## Task details
Count every line that has "touch" in it and give the total, nothing more.
#### Record extracts
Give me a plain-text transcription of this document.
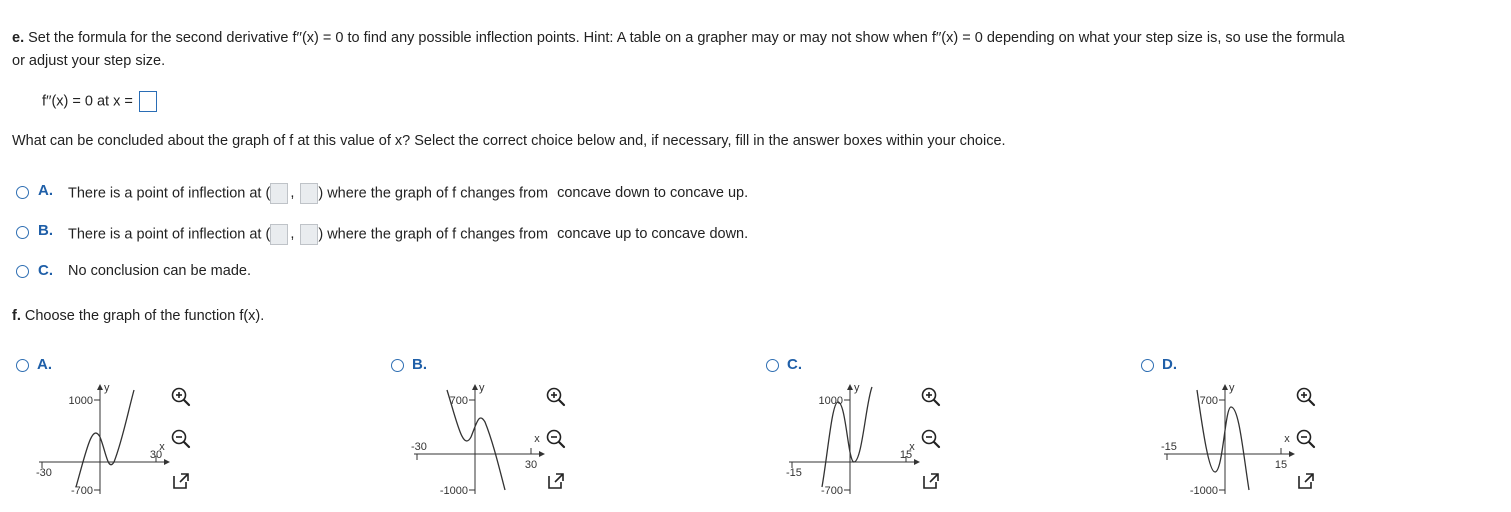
e. Set the formula for the second derivative f′′(x) = 0 to find any possible inflection points. Hint: A table on a grapher may or may not show when f′′(x) = 0 depending on what your step size is, so use the formula
or adjust your step size.
f′′(x) = 0 at x =
What can be concluded about the graph of f at this value of x? Select the correct choice below and, if necessary, fill in the answer boxes within your choice.
A. There is a point of inflection at ( , ) where the graph of f changes from concave down to concave up.
B. There is a point of inflection at ( , ) where the graph of f changes from concave up to concave down.
C. No conclusion can be made.
f. Choose the graph of the function f(x).
A.
y
1000
-700
-30
30
x
B.
y
700
-1000
-30
30
x
C.
y
1000
-700
-15
15
x
D.
y
700
-1000
-15
15
x
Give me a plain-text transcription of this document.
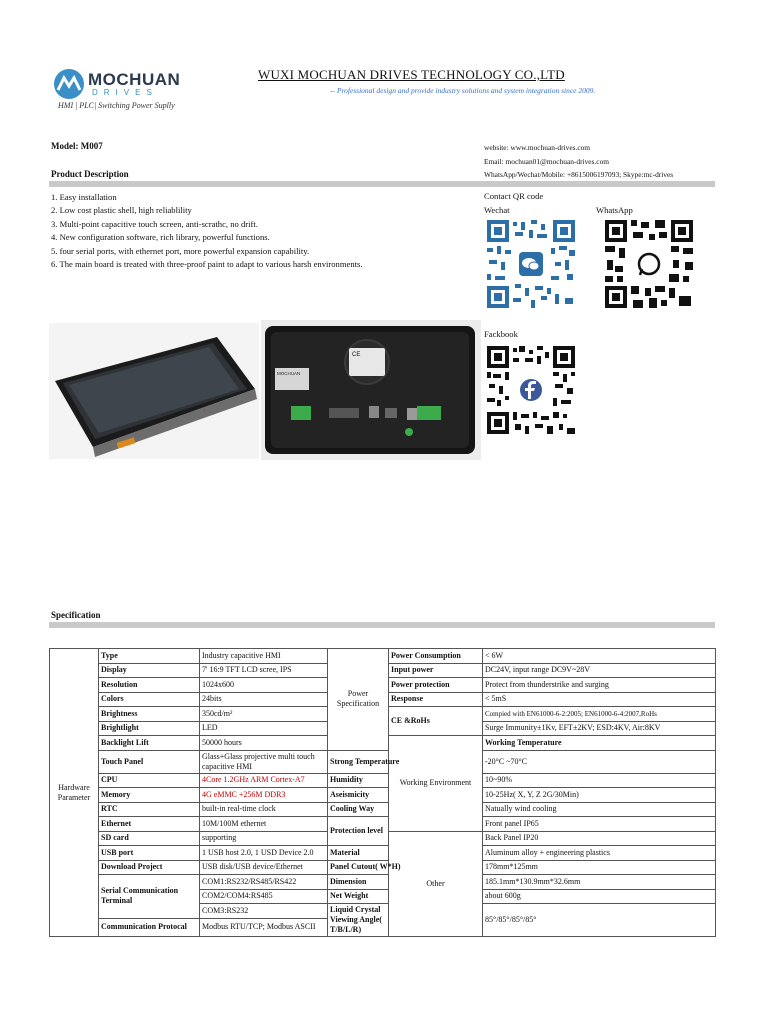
MOCHUAN
DRIVES
HMI | PLC| Switching Power Suplly
WUXI MOCHUAN DRIVES TECHNOLOGY CO.,LTD
-- Professional design and provide industry solutions and system integration since 2009.
Model: M007
Product Description
1. Easy installation
2. Low cost plastic shell, high reliablility
3. Multi-point capacitive touch screen, anti-scrathc, no drift.
4. New configuration software, rich library, powerful functions.
5. four serial ports, with ethernet port, more powerful expansion capability.
6. The main board is treated with three-proof paint to adapt to various harsh environments.
website: www.mochuan-drives.com
Email: mochuan01@mochuan-drives.com
WhatsApp/Wechat/Mobile: +8615006197093; Skype:mc-drives
Contact QR code
Wechat	WhatsApp
Fackbook
CE
MOCHUAN
Specification
Hardware Parameter	Type	Industry capacitive HMI	Power Specification	Power Consumption	< 6W	
	Display	7' 16:9 TFT LCD scree, IPS		Input power	DC24V, input range DC9V~28V	
	Resolution	1024x600		Power protection	Protect from thunderstrike and surging	
	Colors	24bits		Response	< 5mS	
	Brightness	350cd/m²		CE &RoHs	Compied with EN61000-6-2:2005; EN61000-6-4:2007,RoHs	
	Brightlight	LED			Surge Immunity±1Kv, EFT±2KV; ESD:4KV, Air:8KV	
	Backlight Lift	50000 hours		Working Environment	Working Temperature	
	Touch Panel	Glass+Glass projective multi touch capacitive HMI	Strong Temperature		-20°C ~70°C	

	CPU	4Core 1.2GHz ARM Cortex-A7	Humidity		10~90%	
	Memory	4G eMMC +256M DDR3	Aseismicity		10-25Hz( X, Y, Z 2G/30Min)	
	RTC	built-in real-time clock	Cooling Way		Natually wind cooling	
	Ethernet	10M/100M ethernet	Protection level		Front panel IP65	
	SD card	supporting		Other	Back Panel IP20	
	USB port	1 USB host 2.0, 1 USD Device 2.0	Material		Aluminum alloy + engineering plastics	
	Download Project	USB disk/USB device/Ethernet	Panel Cutout( W*H)		178mm*125mm	
	Serial Communication Terminal	COM1:RS232/RS485/RS422	Dimension		185.1mm*130.9mm*32.6mm	
		COM2/COM4:RS485	Net Weight		about 600g	
		COM3:RS232	Liquid Crystal Viewing Angle( T/B/L/R)		85°/85°/85°/85°	
	Communication Protocal	Modbus RTU/TCP; Modbus ASCII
########
## Expected answer
2